==== Task material ====

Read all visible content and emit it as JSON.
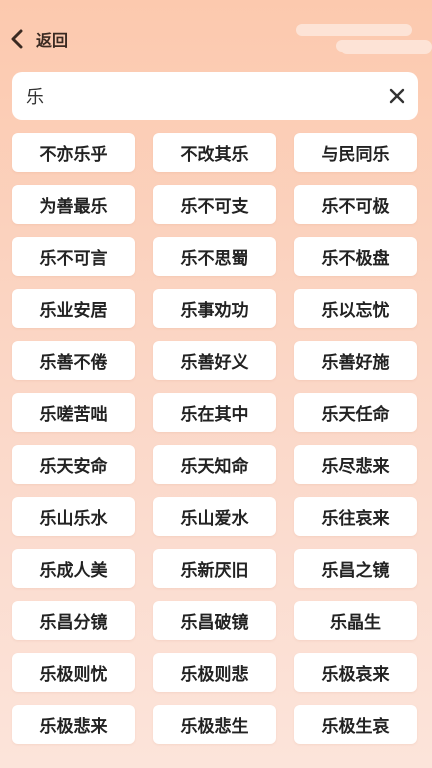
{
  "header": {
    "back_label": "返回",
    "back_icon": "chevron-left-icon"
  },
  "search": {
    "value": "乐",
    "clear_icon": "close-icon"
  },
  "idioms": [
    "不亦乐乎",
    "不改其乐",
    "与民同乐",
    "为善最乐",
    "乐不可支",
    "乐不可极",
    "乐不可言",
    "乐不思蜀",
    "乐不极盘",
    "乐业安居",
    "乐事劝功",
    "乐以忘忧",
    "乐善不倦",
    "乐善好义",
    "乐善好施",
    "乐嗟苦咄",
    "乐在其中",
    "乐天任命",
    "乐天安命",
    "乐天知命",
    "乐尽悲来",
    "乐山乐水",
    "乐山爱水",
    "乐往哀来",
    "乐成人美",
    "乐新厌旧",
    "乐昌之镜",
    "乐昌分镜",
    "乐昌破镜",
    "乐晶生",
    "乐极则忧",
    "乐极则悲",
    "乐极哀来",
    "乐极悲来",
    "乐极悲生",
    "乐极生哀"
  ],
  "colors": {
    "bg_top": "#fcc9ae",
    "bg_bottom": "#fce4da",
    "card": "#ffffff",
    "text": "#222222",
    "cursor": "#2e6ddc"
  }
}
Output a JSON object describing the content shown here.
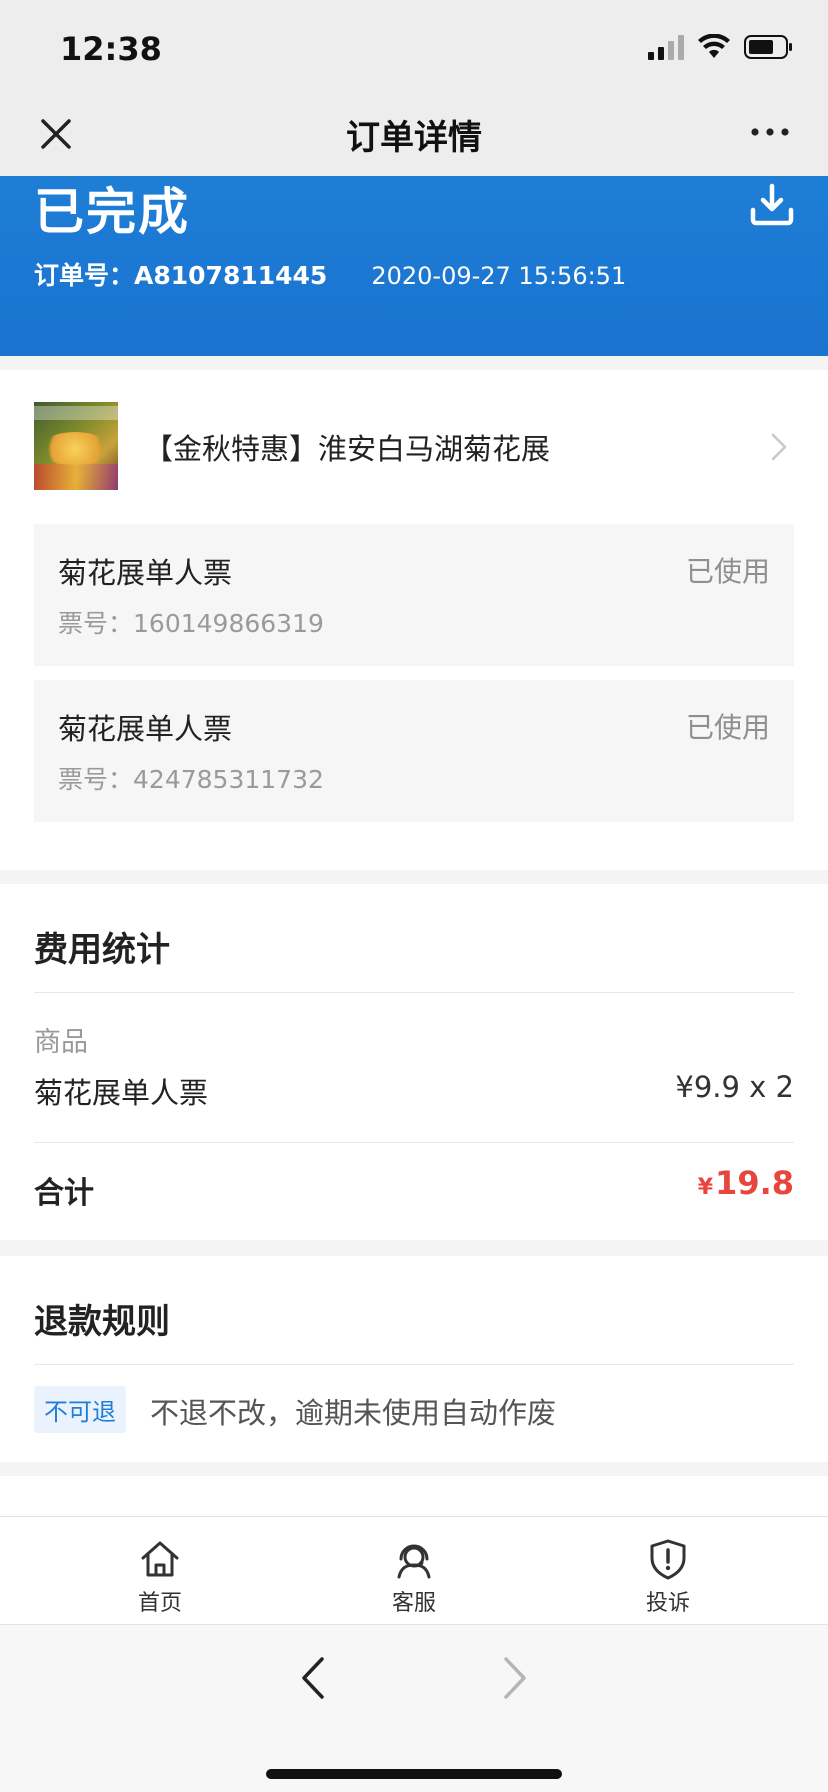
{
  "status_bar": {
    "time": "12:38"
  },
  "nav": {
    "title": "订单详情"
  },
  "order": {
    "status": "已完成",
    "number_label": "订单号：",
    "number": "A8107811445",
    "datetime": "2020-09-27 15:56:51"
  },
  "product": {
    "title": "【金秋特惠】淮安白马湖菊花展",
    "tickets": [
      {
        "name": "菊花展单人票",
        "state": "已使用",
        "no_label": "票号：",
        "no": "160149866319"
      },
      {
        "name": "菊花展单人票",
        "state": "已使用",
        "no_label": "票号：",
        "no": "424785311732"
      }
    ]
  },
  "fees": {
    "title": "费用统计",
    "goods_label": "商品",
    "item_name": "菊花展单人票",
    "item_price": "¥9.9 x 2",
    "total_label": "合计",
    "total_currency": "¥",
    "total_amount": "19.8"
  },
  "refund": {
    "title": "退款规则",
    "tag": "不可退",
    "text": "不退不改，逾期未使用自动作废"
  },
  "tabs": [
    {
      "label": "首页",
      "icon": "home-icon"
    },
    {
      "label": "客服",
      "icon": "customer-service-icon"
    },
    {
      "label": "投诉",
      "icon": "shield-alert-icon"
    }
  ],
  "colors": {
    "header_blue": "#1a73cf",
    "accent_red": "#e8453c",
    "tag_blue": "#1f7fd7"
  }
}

====
==== Task material ====

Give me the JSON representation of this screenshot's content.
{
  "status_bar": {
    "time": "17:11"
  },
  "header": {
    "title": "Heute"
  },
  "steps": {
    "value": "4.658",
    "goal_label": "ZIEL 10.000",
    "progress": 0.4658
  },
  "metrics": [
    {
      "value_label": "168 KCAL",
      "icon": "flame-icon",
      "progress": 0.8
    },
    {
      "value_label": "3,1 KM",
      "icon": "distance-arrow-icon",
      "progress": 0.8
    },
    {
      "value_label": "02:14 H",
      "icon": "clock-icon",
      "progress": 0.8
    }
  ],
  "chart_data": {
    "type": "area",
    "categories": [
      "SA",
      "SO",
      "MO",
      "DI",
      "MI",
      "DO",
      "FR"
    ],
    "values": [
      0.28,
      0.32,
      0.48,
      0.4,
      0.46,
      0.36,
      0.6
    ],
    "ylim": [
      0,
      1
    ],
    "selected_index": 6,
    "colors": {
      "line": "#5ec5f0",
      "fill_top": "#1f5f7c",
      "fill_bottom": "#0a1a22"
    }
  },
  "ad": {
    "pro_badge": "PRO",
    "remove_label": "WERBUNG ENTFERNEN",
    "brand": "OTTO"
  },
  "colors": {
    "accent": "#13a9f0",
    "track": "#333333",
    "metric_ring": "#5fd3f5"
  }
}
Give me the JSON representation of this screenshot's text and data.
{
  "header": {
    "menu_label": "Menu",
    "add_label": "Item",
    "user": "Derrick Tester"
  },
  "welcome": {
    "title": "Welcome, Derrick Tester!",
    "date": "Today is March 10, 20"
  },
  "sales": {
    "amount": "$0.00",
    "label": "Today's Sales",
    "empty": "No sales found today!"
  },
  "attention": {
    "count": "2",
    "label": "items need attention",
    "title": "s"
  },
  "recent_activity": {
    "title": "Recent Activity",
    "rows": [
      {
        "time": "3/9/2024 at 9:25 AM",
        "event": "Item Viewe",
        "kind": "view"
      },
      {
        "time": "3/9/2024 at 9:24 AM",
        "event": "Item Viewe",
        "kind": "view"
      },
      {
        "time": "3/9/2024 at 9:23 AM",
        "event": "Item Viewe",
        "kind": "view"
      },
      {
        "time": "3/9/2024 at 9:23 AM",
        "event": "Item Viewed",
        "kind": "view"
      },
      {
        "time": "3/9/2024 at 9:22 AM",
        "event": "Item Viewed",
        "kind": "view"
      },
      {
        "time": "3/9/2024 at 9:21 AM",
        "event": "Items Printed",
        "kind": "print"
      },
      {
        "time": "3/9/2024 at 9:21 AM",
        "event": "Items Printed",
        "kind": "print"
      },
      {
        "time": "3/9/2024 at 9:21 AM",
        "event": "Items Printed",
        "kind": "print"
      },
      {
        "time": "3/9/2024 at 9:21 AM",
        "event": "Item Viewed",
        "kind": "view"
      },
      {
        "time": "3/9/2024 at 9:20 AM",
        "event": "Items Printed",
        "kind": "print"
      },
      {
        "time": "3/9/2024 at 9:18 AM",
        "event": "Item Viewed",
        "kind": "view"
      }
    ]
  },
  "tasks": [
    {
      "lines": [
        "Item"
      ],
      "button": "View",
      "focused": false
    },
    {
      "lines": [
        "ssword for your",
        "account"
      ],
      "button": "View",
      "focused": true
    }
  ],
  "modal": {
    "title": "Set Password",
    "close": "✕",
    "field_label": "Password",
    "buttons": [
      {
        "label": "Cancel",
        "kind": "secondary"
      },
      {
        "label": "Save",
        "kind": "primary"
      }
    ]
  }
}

====
==== Task material ====

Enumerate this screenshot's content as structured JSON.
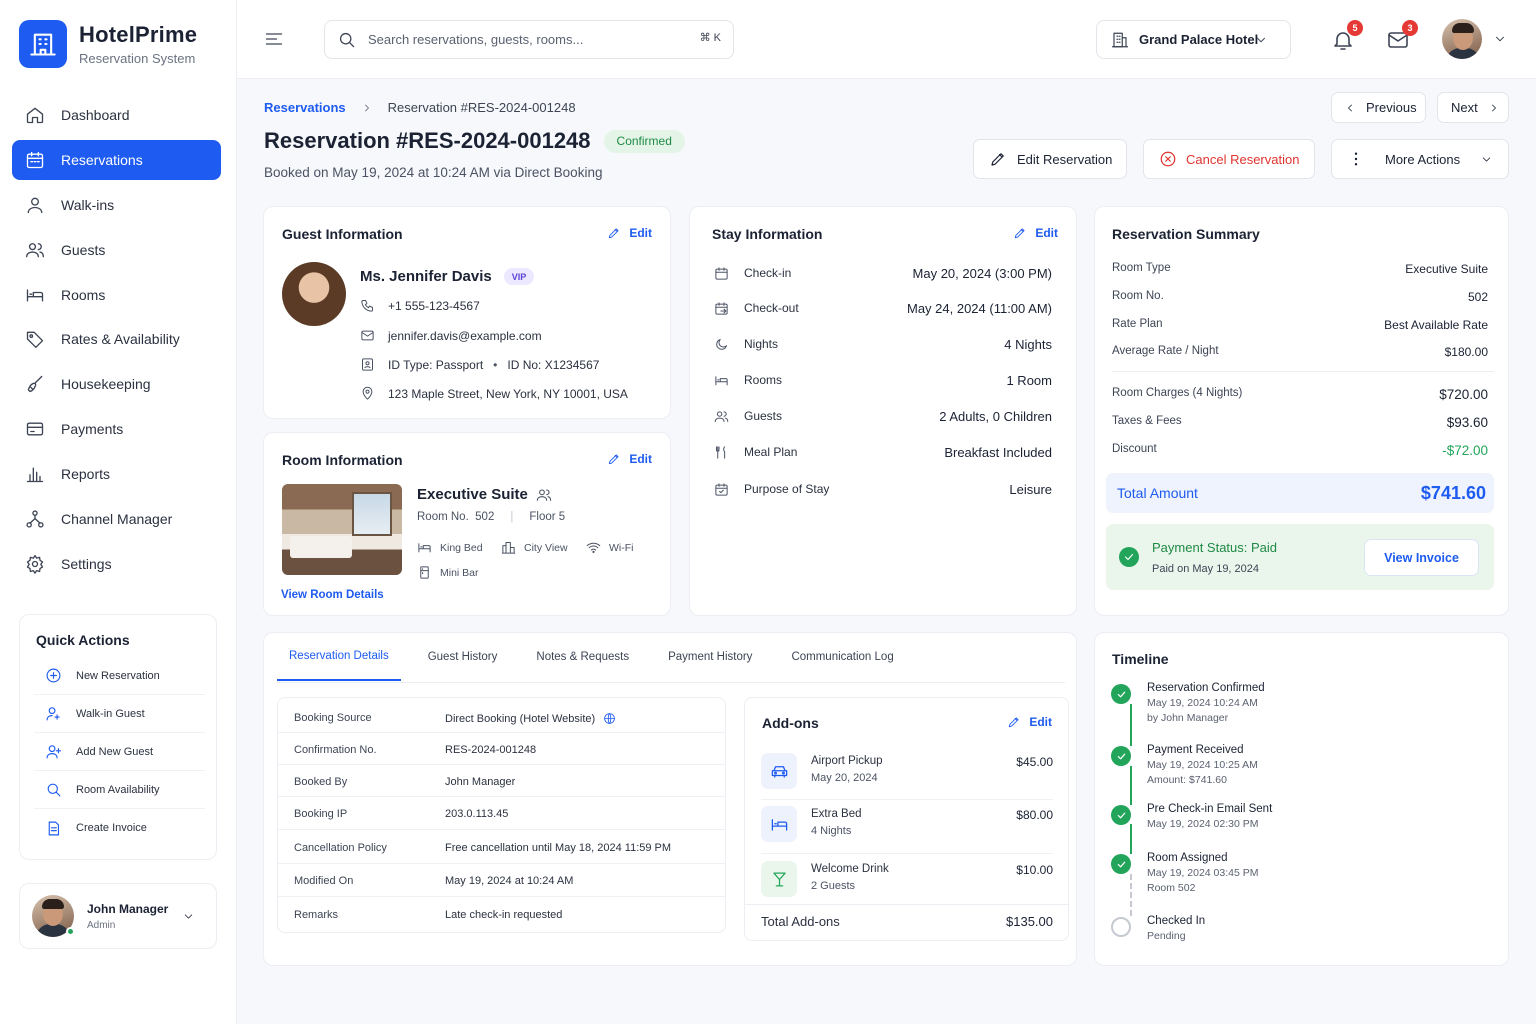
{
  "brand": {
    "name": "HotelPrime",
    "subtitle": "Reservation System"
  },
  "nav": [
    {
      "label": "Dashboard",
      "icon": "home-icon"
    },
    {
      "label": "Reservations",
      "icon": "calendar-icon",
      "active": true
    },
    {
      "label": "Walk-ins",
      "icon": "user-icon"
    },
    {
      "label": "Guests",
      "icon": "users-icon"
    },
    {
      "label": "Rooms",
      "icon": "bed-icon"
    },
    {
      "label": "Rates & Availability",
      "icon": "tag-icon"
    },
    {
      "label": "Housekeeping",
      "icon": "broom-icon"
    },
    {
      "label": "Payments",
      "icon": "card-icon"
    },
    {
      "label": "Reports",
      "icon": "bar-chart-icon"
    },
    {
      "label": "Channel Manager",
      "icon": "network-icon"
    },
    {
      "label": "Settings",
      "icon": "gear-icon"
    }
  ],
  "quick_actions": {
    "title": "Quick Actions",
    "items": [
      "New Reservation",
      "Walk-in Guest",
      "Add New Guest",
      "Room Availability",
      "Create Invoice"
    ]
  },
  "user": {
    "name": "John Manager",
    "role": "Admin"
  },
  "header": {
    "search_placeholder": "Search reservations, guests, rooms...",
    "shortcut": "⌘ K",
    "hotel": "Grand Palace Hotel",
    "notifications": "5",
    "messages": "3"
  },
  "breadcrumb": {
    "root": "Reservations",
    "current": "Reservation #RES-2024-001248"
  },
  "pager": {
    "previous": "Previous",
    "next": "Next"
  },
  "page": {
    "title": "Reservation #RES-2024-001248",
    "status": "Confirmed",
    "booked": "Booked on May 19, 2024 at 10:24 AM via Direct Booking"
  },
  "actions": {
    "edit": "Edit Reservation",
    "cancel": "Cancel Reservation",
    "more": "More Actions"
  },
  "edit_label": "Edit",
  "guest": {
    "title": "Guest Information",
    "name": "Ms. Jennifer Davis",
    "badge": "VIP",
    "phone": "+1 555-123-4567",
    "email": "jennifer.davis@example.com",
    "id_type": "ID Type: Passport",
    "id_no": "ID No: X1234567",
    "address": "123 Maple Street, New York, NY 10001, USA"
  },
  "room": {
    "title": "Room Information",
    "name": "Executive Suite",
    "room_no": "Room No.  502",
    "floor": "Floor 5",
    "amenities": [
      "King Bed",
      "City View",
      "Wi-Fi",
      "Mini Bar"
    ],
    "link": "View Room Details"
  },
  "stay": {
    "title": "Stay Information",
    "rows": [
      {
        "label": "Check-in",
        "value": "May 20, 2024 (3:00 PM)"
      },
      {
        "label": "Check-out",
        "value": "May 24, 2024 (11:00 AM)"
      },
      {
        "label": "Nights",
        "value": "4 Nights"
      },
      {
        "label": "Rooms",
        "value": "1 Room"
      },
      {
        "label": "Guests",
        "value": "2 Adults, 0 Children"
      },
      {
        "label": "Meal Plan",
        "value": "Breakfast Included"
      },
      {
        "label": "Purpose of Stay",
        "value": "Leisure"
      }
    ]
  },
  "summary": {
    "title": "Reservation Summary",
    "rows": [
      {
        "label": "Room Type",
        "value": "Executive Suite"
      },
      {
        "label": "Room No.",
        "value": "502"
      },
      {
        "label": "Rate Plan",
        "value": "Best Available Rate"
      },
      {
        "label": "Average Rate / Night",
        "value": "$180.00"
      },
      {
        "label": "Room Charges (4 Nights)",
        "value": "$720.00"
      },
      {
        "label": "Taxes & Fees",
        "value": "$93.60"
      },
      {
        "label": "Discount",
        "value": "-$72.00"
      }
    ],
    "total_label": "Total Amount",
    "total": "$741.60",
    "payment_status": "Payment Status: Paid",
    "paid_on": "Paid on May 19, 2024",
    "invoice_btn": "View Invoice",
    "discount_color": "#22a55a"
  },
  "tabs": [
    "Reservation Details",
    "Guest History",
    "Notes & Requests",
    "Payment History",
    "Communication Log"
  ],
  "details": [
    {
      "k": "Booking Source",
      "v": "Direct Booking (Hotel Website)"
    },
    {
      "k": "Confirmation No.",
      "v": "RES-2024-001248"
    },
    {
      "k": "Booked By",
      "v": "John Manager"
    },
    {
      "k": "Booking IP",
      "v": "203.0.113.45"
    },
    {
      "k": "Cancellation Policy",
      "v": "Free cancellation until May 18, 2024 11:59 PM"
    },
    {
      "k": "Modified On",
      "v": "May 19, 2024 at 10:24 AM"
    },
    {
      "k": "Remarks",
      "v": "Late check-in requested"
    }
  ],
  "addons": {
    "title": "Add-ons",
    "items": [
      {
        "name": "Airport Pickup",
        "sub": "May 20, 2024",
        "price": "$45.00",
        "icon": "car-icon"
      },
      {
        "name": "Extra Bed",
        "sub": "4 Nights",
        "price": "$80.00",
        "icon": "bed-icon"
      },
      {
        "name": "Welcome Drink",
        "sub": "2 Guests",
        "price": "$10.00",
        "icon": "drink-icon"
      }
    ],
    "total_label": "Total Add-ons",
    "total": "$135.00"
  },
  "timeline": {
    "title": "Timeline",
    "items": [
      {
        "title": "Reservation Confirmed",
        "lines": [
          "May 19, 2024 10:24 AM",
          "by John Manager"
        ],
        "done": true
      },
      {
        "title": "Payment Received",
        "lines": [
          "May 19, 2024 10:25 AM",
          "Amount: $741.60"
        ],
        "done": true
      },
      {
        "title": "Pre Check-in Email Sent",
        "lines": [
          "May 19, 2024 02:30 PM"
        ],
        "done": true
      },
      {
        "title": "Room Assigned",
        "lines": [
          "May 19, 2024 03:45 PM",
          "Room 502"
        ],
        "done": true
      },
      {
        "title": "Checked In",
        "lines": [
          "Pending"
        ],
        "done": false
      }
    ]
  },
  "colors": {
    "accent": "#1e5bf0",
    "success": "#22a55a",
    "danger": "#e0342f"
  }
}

====

> **Stated task**
In the records above, locate every line with the string "Executive" and copy it.

> **Problem solution**
    "name": "Executive Suite",
        "value": "Executive Suite"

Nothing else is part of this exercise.